What you are asked to do:
Pictures aside, quote the whole listing exactly.

** Start Data rows **

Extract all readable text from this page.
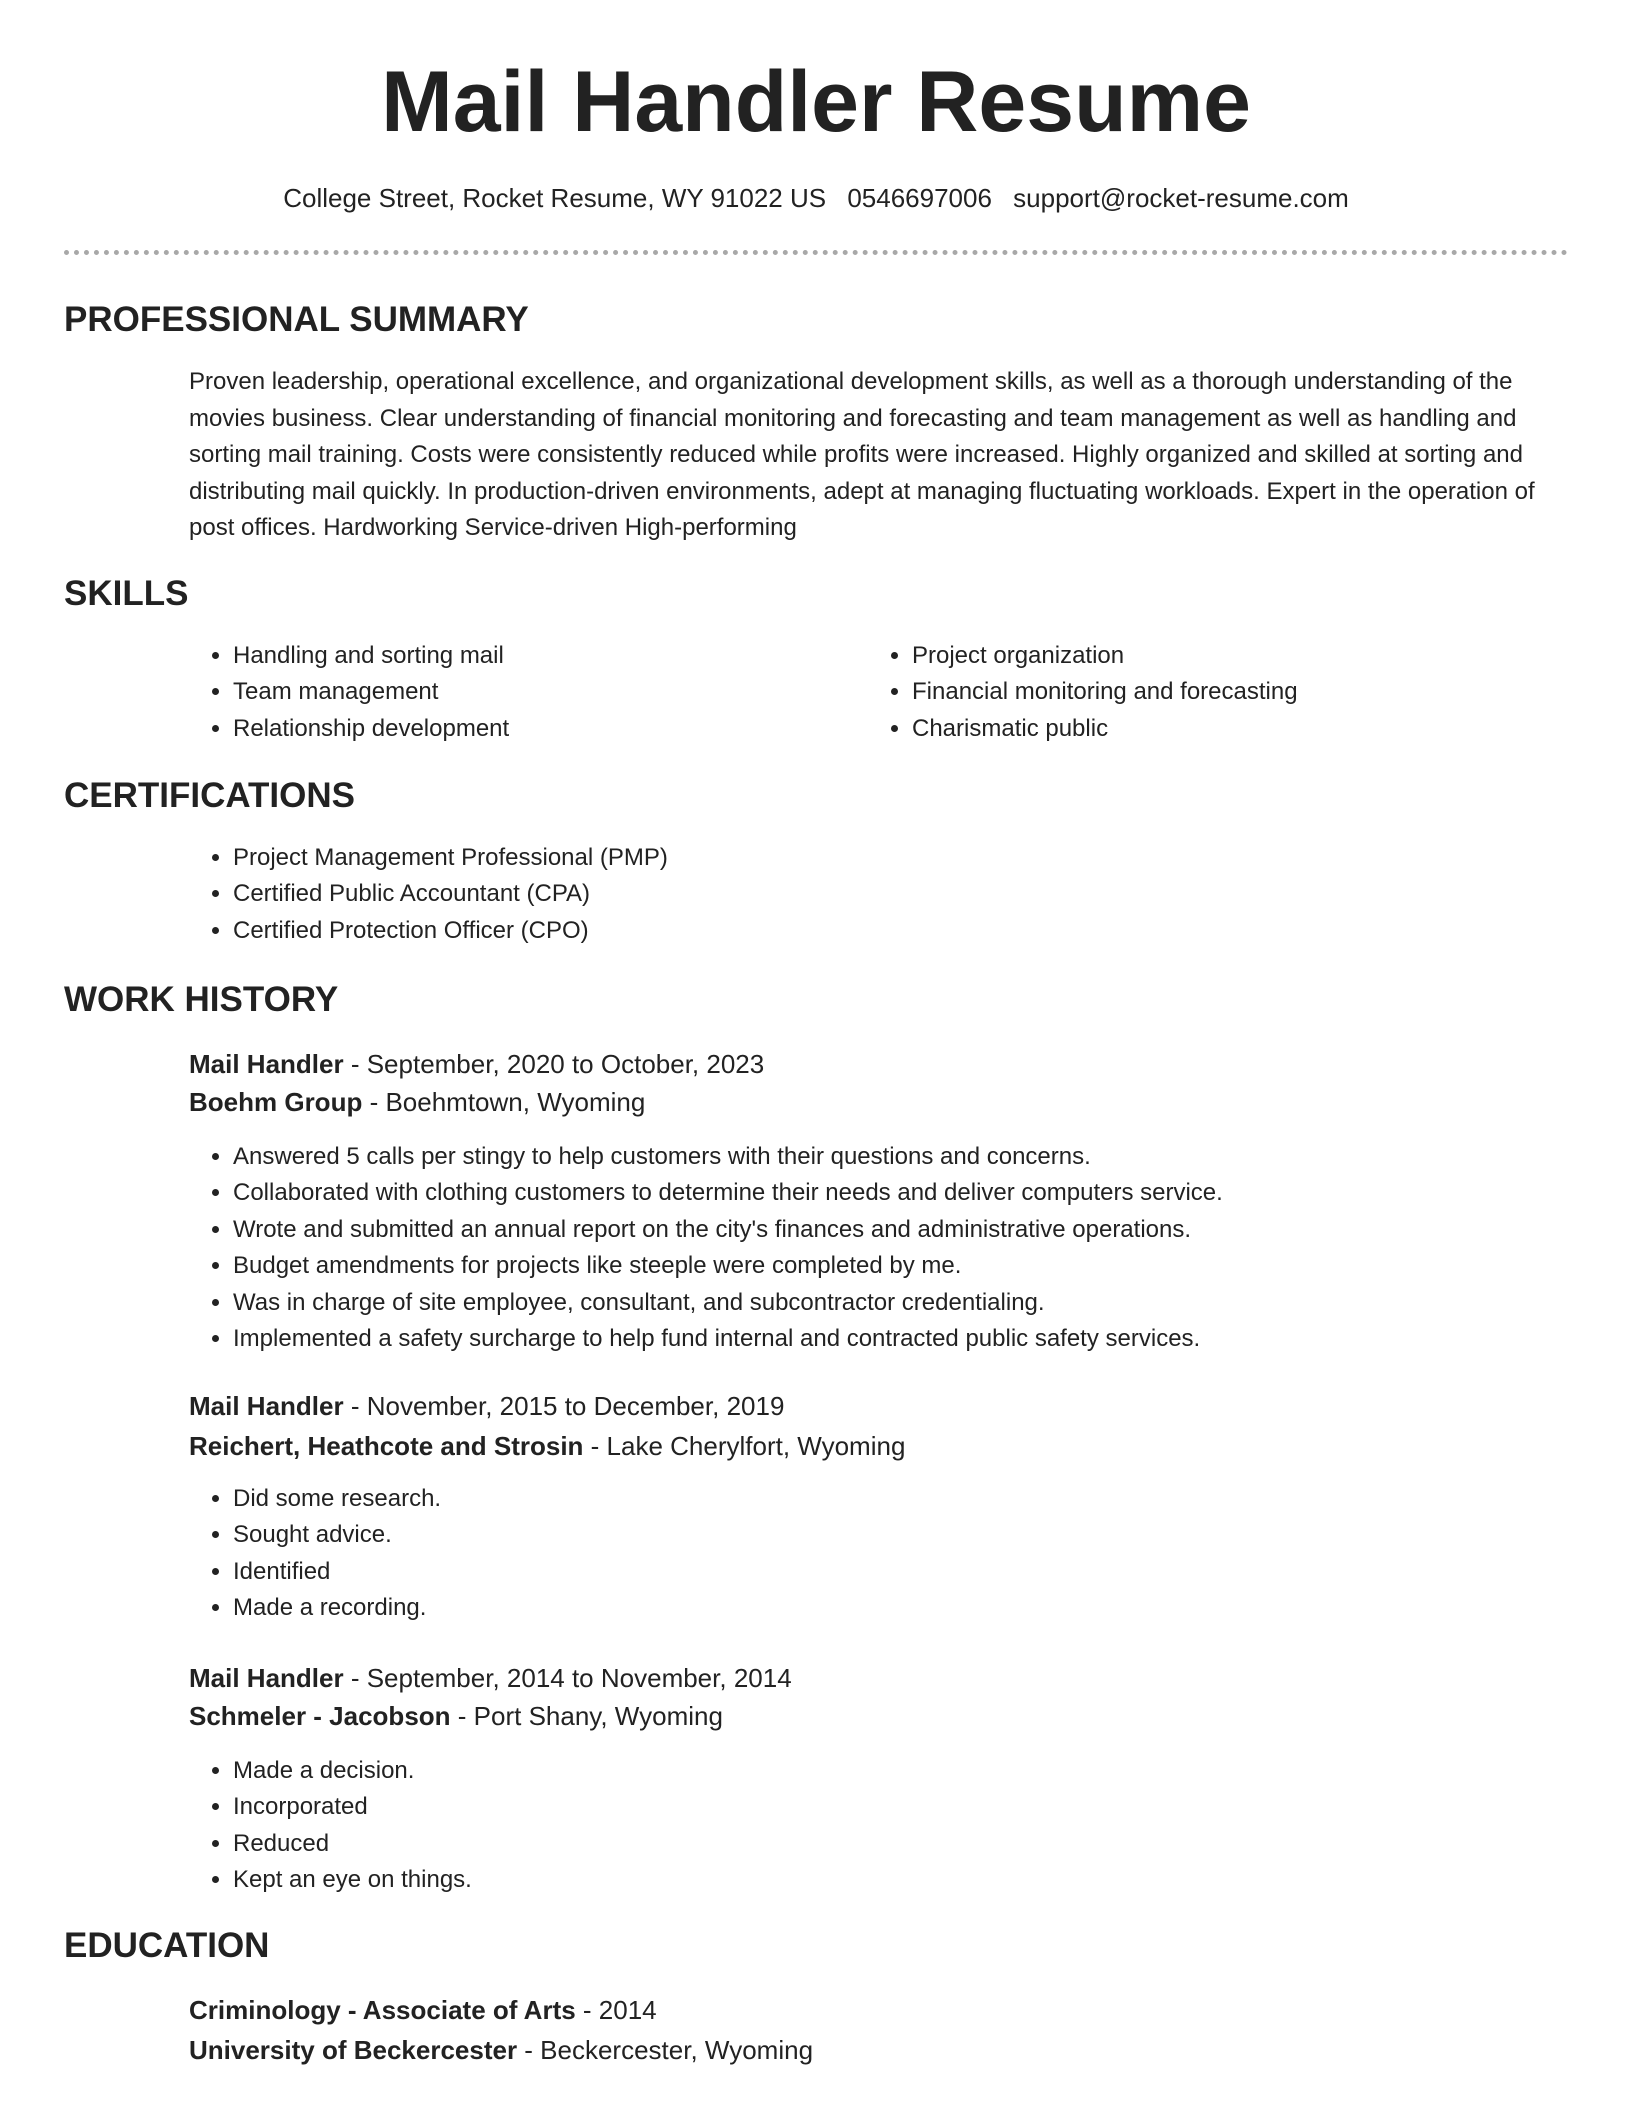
Mail Handler Resume
College Street, Rocket Resume, WY 91022 US 0546697006 support@rocket-resume.com
PROFESSIONAL SUMMARY

Proven leadership, operational excellence, and organizational development skills, as well as a thorough understanding of the movies business. Clear understanding of financial monitoring and forecasting and team management as well as handling and sorting mail training. Costs were consistently reduced while profits were increased. Highly organized and skilled at sorting and distributing mail quickly. In production-driven environments, adept at managing fluctuating workloads. Expert in the operation of post offices. Hardworking Service-driven High-performing

SKILLS
• Handling and sorting mail
• Team management
• Relationship development
• Project organization
• Financial monitoring and forecasting
• Charismatic public
CERTIFICATIONS
• Project Management Professional (PMP)
• Certified Public Accountant (CPA)
• Certified Protection Officer (CPO)
WORK HISTORY
Mail Handler - September, 2020 to October, 2023
Boehm Group - Boehmtown, Wyoming
• Answered 5 calls per stingy to help customers with their questions and concerns.
• Collaborated with clothing customers to determine their needs and deliver computers service.
• Wrote and submitted an annual report on the city's finances and administrative operations.
• Budget amendments for projects like steeple were completed by me.
• Was in charge of site employee, consultant, and subcontractor credentialing.
• Implemented a safety surcharge to help fund internal and contracted public safety services.
Mail Handler - November, 2015 to December, 2019
Reichert, Heathcote and Strosin - Lake Cherylfort, Wyoming
• Did some research.
• Sought advice.
• Identified
• Made a recording.
Mail Handler - September, 2014 to November, 2014
Schmeler - Jacobson - Port Shany, Wyoming
• Made a decision.
• Incorporated
• Reduced
• Kept an eye on things.
EDUCATION
Criminology - Associate of Arts - 2014
University of Beckercester - Beckercester, Wyoming
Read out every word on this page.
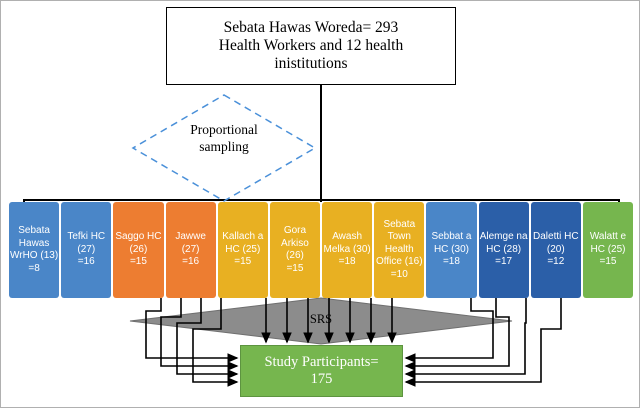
Sebata Hawas Woreda= 293
Health Workers and 12 health
inistitutions
Proportional
sampling
Sebata Hawas WrHO (13)
=8
Tefki HC (27)
=16
Saggo HC (26)
=15
Jawwe (27)
=16
Kallach a HC (25)
=15
Gora Arkiso (26)
=15
Awash Melka (30)
=18
Sebata Town Health Office (16)
=10
Sebbat a HC (30)
=18
Alemge na HC (28)
=17
Daletti HC (20)
=12
Walatt e HC (25)
=15
SRS
Study Participants=
175
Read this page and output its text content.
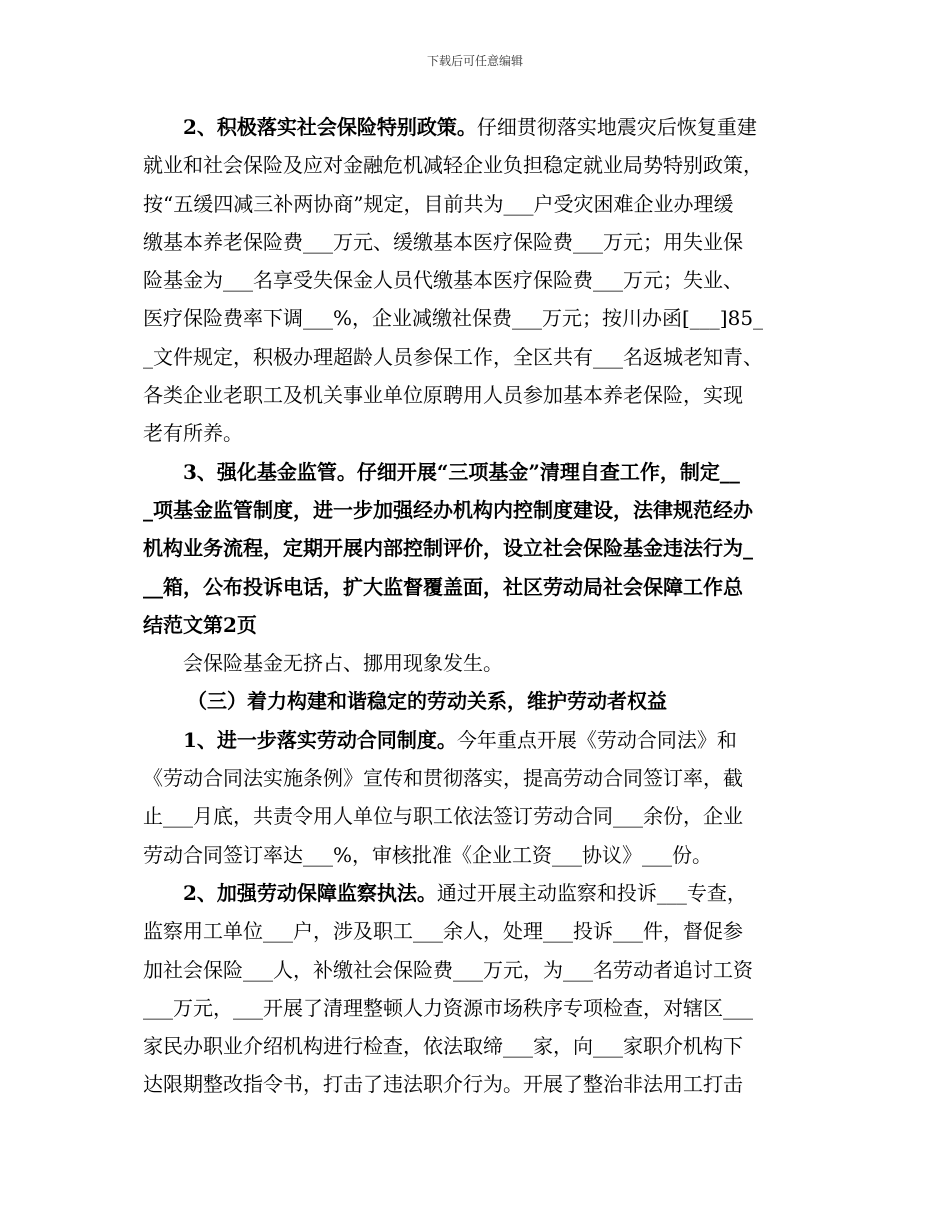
下载后可任意编辑
2、积极落实社会保险特别政策。仔细贯彻落实地震灾后恢复重建
就业和社会保险及应对金融危机减轻企业负担稳定就业局势特别政策，
按“五缓四减三补两协商”规定，目前共为___户受灾困难企业办理缓
缴基本养老保险费___万元、缓缴基本医疗保险费___万元；用失业保
险基金为___名享受失保金人员代缴基本医疗保险费___万元；失业、
医疗保险费率下调___%，企业减缴社保费___万元；按川办函[___]85_
_文件规定，积极办理超龄人员参保工作，全区共有___名返城老知青、
各类企业老职工及机关事业单位原聘用人员参加基本养老保险，实现
老有所养。
3、强化基金监管。仔细开展“三项基金”清理自查工作，制定__
_项基金监管制度，进一步加强经办机构内控制度建设，法律规范经办
机构业务流程，定期开展内部控制评价，设立社会保险基金违法行为_
__箱，公布投诉电话，扩大监督覆盖面，社区劳动局社会保障工作总
结范文第2页
会保险基金无挤占、挪用现象发生。
（三）着力构建和谐稳定的劳动关系，维护劳动者权益
1、进一步落实劳动合同制度。今年重点开展《劳动合同法》和
《劳动合同法实施条例》宣传和贯彻落实，提高劳动合同签订率，截
止___月底，共责令用人单位与职工依法签订劳动合同___余份，企业
劳动合同签订率达___%，审核批准《企业工资___协议》___份。
2、加强劳动保障监察执法。通过开展主动监察和投诉___专查，
监察用工单位___户，涉及职工___余人，处理___投诉___件，督促参
加社会保险___人，补缴社会保险费___万元，为___名劳动者追讨工资
___万元，___开展了清理整顿人力资源市场秩序专项检查，对辖区___
家民办职业介绍机构进行检查，依法取缔___家，向___家职介机构下
达限期整改指令书，打击了违法职介行为。开展了整治非法用工打击
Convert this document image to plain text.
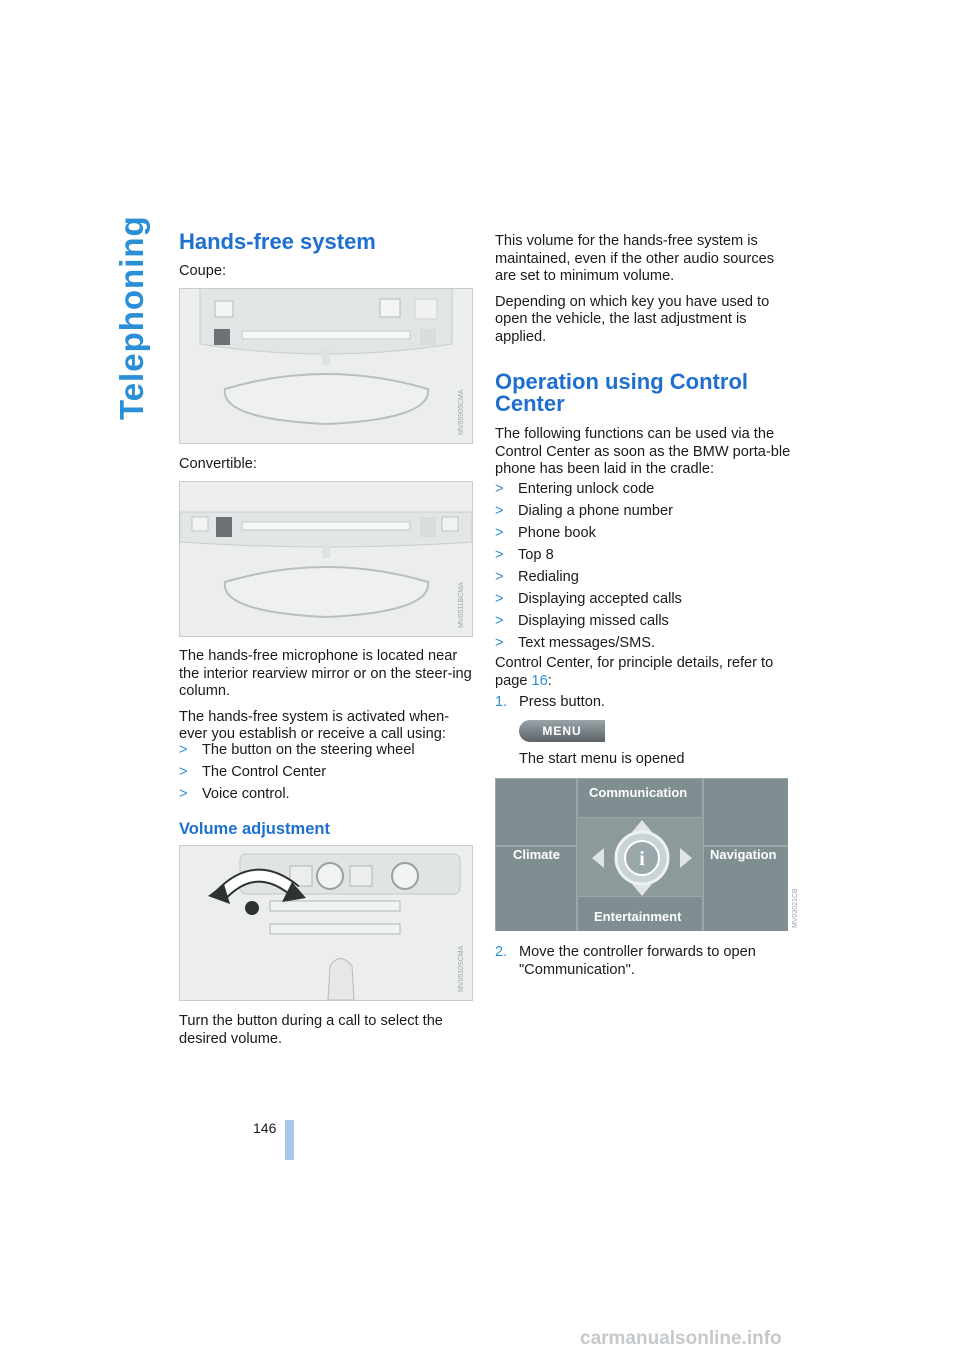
Telephoning Hands-free system
Coupe:
MV05905CMA
Convertible:
MV0511BCMA

The hands-free microphone is located near the interior rearview mirror or on the steer-ing column.

The hands-free system is activated when-ever you establish or receive a call using:

> The button on the steering wheel
> The Control Center
> Voice control.
Volume adjustment
MV0510SCMA

Turn the button during a call to select the desired volume.

This volume for the hands-free system is maintained, even if the other audio sources are set to minimum volume.

Depending on which key you have used to open the vehicle, the last adjustment is applied.

Operation using Control
Center

The following functions can be used via the Control Center as soon as the BMW porta-ble phone has been laid in the cradle:

> Entering unlock code
> Dialing a phone number
> Phone book
> Top 8
> Redialing
> Displaying accepted calls
> Displaying missed calls
> Text messages/SMS.
Control Center, for principle details, refer to page 16:
1. Press button.
MENU
The start menu is opened
i
Communication
Climate	Navigation
Entertainment	MV03021CB
2. Move the controller forwards to open "Communication".
146
carmanualsonline.info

** End Data rows **

Response to this task:
Extract all readable text from this page.
Mail Handler Resume
College Street, Rocket Resume, WY 91022 US 0546697006 support@rocket-resume.com
PROFESSIONAL SUMMARY

Proven leadership, operational excellence, and organizational development skills, as well as a thorough understanding of the movies business. Clear understanding of financial monitoring and forecasting and team management as well as handling and sorting mail training. Costs were consistently reduced while profits were increased. Highly organized and skilled at sorting and distributing mail quickly. In production-driven environments, adept at managing fluctuating workloads. Expert in the operation of post offices. Hardworking Service-driven High-performing

SKILLS
• Handling and sorting mail
• Team management
• Relationship development
• Project organization
• Financial monitoring and forecasting
• Charismatic public
CERTIFICATIONS
• Project Management Professional (PMP)
• Certified Public Accountant (CPA)
• Certified Protection Officer (CPO)
WORK HISTORY
Mail Handler - September, 2020 to October, 2023
Boehm Group - Boehmtown, Wyoming
• Answered 5 calls per stingy to help customers with their questions and concerns.
• Collaborated with clothing customers to determine their needs and deliver computers service.
• Wrote and submitted an annual report on the city's finances and administrative operations.
• Budget amendments for projects like steeple were completed by me.
• Was in charge of site employee, consultant, and subcontractor credentialing.
• Implemented a safety surcharge to help fund internal and contracted public safety services.
Mail Handler - November, 2015 to December, 2019
Reichert, Heathcote and Strosin - Lake Cherylfort, Wyoming
• Did some research.
• Sought advice.
• Identified
• Made a recording.
Mail Handler - September, 2014 to November, 2014
Schmeler - Jacobson - Port Shany, Wyoming
• Made a decision.
• Incorporated
• Reduced
• Kept an eye on things.
EDUCATION
Criminology - Associate of Arts - 2014
University of Beckercester - Beckercester, Wyoming
Read out every word on this page.
Sebata Hawas Woreda= 293
Health Workers and 12 health
inistitutions
Proportional
sampling
Sebata Hawas WrHO (13)
=8
Tefki HC (27)
=16
Saggo HC (26)
=15
Jawwe (27)
=16
Kallach a HC (25)
=15
Gora Arkiso (26)
=15
Awash Melka (30)
=18
Sebata Town Health Office (16)
=10
Sebbat a HC (30)
=18
Alemge na HC (28)
=17
Daletti HC (20)
=12
Walatt e HC (25)
=15
SRS
Study Participants=
175
Read this page and output its text content.
下载后可任意编辑
2、积极落实社会保险特别政策。仔细贯彻落实地震灾后恢复重建
就业和社会保险及应对金融危机减轻企业负担稳定就业局势特别政策，
按“五缓四减三补两协商”规定，目前共为___户受灾困难企业办理缓
缴基本养老保险费___万元、缓缴基本医疗保险费___万元；用失业保
险基金为___名享受失保金人员代缴基本医疗保险费___万元；失业、
医疗保险费率下调___%，企业减缴社保费___万元；按川办函[___]85_
_文件规定，积极办理超龄人员参保工作，全区共有___名返城老知青、
各类企业老职工及机关事业单位原聘用人员参加基本养老保险，实现
老有所养。
3、强化基金监管。仔细开展“三项基金”清理自查工作，制定__
_项基金监管制度，进一步加强经办机构内控制度建设，法律规范经办
机构业务流程，定期开展内部控制评价，设立社会保险基金违法行为_
__箱，公布投诉电话，扩大监督覆盖面，社区劳动局社会保障工作总
结范文第2页
会保险基金无挤占、挪用现象发生。
（三）着力构建和谐稳定的劳动关系，维护劳动者权益
1、进一步落实劳动合同制度。今年重点开展《劳动合同法》和
《劳动合同法实施条例》宣传和贯彻落实，提高劳动合同签订率，截
止___月底，共责令用人单位与职工依法签订劳动合同___余份，企业
劳动合同签订率达___%，审核批准《企业工资___协议》___份。
2、加强劳动保障监察执法。通过开展主动监察和投诉___专查，
监察用工单位___户，涉及职工___余人，处理___投诉___件，督促参
加社会保险___人，补缴社会保险费___万元，为___名劳动者追讨工资
___万元，___开展了清理整顿人力资源市场秩序专项检查，对辖区___
家民办职业介绍机构进行检查，依法取缔___家，向___家职介机构下
达限期整改指令书，打击了违法职介行为。开展了整治非法用工打击
Convert this document image to plain text.
Telephoning Hands-free system
Coupe:
MV05905CMA
Convertible:
MV0511BCMA

The hands-free microphone is located near the interior rearview mirror or on the steer-ing column.

The hands-free system is activated when-ever you establish or receive a call using:

> The button on the steering wheel
> The Control Center
> Voice control.
Volume adjustment
MV0510SCMA

Turn the button during a call to select the desired volume.

This volume for the hands-free system is maintained, even if the other audio sources are set to minimum volume.

Depending on which key you have used to open the vehicle, the last adjustment is applied.

Operation using Control
Center

The following functions can be used via the Control Center as soon as the BMW porta-ble phone has been laid in the cradle:

> Entering unlock code
> Dialing a phone number
> Phone book
> Top 8
> Redialing
> Displaying accepted calls
> Displaying missed calls
> Text messages/SMS.
Control Center, for principle details, refer to page 16:
1. Press button.
MENU
The start menu is opened
i
Communication
Climate	Navigation
Entertainment	MV03021CB
2. Move the controller forwards to open "Communication".
146
carmanualsonline.info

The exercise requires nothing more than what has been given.